Raw records:
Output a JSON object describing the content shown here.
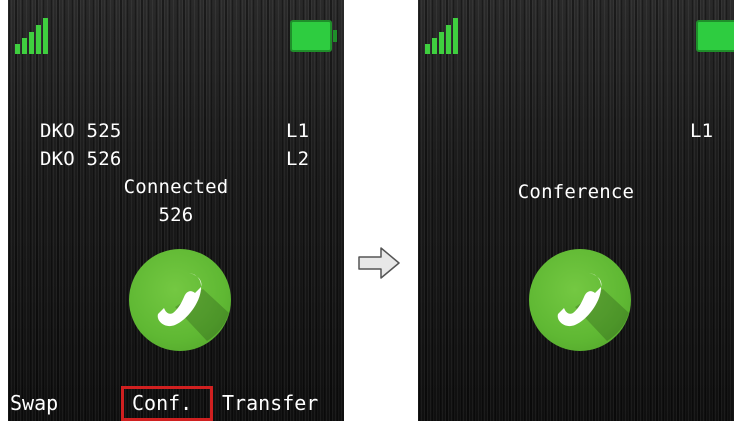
{
  "left_screen": {
    "status": {
      "signal_icon": "signal-bars-icon",
      "battery_icon": "battery-full-icon"
    },
    "lines": [
      {
        "name": "DKO 525",
        "line": "L1"
      },
      {
        "name": "DKO 526",
        "line": "L2"
      }
    ],
    "call_status": "Connected",
    "call_number": "526",
    "call_icon": "handset-icon",
    "softkeys": {
      "left": "Swap",
      "middle": "Conf.",
      "right": "Transfer"
    },
    "highlighted_softkey": "Conf."
  },
  "arrow_icon": "arrow-right-icon",
  "right_screen": {
    "status": {
      "signal_icon": "signal-bars-icon",
      "battery_icon": "battery-full-icon"
    },
    "line": "L1",
    "call_status": "Conference",
    "call_icon": "handset-icon"
  },
  "colors": {
    "signal_green": "#3fcf3f",
    "battery_green": "#2ecc40",
    "call_green": "#5fb833",
    "highlight_red": "#d02020"
  }
}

> [What is required]: Copy the records word for word, leaving no picture in the copy.

> [Finished exercise]:
Output a JSON object describing the content shown here.
{
  "left_screen": {
    "status": {
      "signal_icon": "signal-bars-icon",
      "battery_icon": "battery-full-icon"
    },
    "lines": [
      {
        "name": "DKO 525",
        "line": "L1"
      },
      {
        "name": "DKO 526",
        "line": "L2"
      }
    ],
    "call_status": "Connected",
    "call_number": "526",
    "call_icon": "handset-icon",
    "softkeys": {
      "left": "Swap",
      "middle": "Conf.",
      "right": "Transfer"
    },
    "highlighted_softkey": "Conf."
  },
  "arrow_icon": "arrow-right-icon",
  "right_screen": {
    "status": {
      "signal_icon": "signal-bars-icon",
      "battery_icon": "battery-full-icon"
    },
    "line": "L1",
    "call_status": "Conference",
    "call_icon": "handset-icon"
  },
  "colors": {
    "signal_green": "#3fcf3f",
    "battery_green": "#2ecc40",
    "call_green": "#5fb833",
    "highlight_red": "#d02020"
  }
}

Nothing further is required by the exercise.